(Entries from a dataset)
◇ ◇ ◇

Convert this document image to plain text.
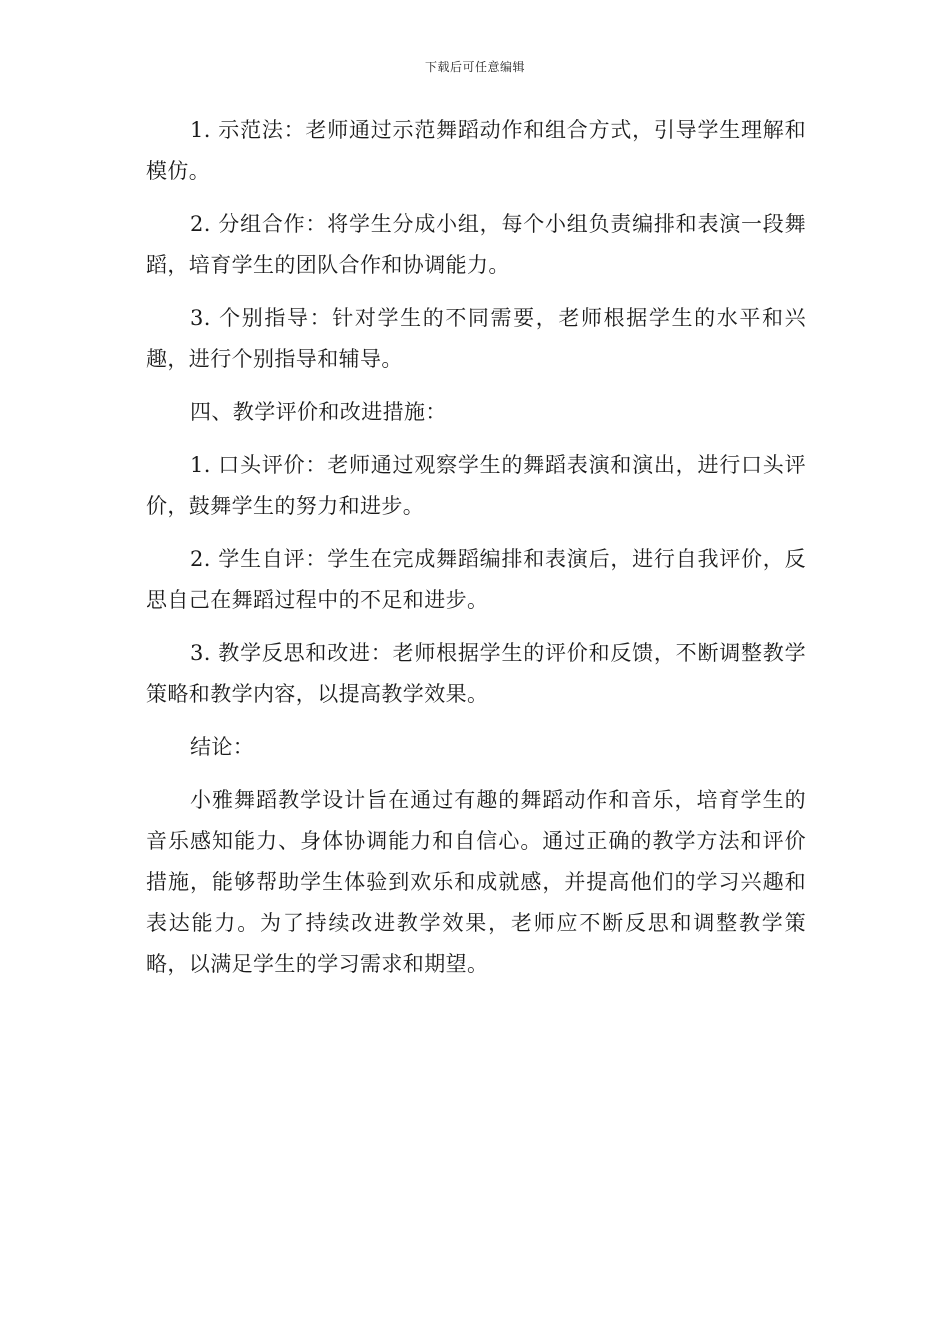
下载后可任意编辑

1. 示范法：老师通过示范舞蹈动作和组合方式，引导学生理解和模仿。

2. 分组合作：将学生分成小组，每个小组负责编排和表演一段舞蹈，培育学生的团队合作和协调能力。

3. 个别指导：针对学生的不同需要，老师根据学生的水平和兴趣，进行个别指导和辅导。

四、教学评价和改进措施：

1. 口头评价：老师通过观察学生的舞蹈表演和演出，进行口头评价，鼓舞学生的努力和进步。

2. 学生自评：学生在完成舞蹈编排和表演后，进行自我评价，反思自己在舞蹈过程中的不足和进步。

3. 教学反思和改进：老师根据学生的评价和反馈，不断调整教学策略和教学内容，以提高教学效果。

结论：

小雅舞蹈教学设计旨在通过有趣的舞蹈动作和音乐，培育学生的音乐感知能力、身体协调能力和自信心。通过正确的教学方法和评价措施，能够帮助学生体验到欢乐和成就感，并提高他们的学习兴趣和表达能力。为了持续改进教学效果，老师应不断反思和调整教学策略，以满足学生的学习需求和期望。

◇ ◇ ◇

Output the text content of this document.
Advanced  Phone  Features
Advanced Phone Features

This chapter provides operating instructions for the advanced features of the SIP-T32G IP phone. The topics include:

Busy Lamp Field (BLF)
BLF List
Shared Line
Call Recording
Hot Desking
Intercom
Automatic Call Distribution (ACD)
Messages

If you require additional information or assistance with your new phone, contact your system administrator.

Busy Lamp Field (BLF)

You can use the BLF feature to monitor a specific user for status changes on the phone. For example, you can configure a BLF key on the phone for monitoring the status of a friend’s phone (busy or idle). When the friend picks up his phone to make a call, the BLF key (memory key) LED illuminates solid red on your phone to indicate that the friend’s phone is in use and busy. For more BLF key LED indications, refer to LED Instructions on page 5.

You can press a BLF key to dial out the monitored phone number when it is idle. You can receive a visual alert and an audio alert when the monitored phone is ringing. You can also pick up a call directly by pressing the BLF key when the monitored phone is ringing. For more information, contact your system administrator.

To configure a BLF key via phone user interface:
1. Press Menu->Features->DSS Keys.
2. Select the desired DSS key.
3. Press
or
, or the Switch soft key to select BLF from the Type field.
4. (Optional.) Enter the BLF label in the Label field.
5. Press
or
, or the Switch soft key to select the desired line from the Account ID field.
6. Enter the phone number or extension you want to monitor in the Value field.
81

◇ ◇ ◇

:: Given instruction ::
Determine how many lines of the listing above hold the word "idle". Report that number without anything else.

:: The solution ::
2